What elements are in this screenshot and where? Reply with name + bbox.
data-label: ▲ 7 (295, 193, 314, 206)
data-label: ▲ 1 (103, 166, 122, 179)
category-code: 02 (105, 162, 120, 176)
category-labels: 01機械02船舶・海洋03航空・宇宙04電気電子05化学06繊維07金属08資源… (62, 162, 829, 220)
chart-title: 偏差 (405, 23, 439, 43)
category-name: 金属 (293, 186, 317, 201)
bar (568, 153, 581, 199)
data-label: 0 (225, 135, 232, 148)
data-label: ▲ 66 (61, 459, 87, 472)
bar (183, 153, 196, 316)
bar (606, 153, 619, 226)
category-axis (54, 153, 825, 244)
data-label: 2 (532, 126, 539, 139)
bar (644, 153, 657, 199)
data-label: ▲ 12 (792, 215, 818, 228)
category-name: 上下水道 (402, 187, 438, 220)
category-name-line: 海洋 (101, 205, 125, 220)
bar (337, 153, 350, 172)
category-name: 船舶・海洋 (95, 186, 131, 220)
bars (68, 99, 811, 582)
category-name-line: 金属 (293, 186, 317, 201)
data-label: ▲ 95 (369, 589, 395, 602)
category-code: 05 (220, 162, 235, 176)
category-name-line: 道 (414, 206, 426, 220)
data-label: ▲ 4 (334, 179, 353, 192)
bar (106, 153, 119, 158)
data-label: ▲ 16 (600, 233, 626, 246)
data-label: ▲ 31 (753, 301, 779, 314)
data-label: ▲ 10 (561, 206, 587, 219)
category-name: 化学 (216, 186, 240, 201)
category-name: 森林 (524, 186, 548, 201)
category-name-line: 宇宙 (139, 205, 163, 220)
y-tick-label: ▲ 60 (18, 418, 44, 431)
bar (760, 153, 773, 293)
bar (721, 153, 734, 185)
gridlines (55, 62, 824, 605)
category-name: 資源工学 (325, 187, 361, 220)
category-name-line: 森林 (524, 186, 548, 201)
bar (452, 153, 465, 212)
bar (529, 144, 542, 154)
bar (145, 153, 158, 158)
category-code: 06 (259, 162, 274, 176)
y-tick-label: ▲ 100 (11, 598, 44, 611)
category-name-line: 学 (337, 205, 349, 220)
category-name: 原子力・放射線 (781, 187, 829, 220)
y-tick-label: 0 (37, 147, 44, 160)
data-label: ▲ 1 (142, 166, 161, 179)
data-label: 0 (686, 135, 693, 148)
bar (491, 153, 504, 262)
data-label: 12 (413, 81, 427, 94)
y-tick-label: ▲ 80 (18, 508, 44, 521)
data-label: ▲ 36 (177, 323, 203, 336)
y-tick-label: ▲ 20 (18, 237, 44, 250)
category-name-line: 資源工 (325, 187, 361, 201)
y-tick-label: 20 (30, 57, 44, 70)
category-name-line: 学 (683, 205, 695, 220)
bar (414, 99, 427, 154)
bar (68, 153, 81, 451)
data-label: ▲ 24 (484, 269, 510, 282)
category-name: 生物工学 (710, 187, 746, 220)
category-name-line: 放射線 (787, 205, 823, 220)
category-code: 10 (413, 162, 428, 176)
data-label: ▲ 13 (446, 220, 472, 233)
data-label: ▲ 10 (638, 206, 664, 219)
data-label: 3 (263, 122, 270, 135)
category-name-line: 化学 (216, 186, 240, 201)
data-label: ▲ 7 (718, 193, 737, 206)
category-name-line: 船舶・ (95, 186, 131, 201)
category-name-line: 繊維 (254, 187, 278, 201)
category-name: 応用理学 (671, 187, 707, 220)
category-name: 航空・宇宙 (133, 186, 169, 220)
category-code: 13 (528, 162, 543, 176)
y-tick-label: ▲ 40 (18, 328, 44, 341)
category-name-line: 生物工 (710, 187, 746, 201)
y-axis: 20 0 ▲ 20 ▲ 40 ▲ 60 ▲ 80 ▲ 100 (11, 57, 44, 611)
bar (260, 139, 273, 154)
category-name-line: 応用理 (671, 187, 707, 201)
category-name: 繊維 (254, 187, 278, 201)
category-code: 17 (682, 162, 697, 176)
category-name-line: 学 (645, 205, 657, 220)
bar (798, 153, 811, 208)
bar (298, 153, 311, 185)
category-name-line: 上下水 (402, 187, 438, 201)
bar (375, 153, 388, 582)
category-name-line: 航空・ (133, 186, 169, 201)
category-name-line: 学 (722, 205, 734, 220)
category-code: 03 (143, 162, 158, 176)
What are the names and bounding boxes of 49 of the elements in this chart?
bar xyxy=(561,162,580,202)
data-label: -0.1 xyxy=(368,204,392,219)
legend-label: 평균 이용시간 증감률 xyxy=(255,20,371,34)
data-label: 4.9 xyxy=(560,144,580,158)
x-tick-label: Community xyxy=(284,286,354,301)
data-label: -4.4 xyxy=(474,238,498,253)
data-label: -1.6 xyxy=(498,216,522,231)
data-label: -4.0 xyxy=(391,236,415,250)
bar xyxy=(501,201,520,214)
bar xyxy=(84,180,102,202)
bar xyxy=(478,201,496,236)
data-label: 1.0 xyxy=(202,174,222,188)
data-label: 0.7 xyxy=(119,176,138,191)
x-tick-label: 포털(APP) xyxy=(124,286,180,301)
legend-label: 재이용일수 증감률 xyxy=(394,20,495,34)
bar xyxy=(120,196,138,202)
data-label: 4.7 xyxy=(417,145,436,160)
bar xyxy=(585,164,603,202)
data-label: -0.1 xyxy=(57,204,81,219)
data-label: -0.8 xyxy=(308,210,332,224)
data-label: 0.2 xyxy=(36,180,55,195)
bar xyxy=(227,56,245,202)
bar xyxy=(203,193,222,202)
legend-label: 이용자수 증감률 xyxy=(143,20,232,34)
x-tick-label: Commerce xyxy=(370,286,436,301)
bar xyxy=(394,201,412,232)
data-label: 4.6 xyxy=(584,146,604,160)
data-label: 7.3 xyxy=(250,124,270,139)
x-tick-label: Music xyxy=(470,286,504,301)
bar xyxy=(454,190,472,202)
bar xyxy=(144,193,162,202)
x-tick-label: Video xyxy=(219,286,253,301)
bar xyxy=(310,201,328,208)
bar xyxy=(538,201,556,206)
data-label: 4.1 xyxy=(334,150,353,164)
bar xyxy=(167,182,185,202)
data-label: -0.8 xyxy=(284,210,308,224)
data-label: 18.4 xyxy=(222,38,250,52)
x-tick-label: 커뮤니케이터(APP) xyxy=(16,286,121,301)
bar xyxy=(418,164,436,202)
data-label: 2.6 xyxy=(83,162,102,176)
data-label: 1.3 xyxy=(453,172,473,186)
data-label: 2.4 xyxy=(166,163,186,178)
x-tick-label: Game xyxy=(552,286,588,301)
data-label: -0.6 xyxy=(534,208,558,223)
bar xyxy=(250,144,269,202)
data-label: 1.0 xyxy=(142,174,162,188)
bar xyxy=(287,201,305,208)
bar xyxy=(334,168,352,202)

*-*-*

Written request: Count the lines in the records above that contain the word "this", matching case exactly. Give only the number.

The completed task: 2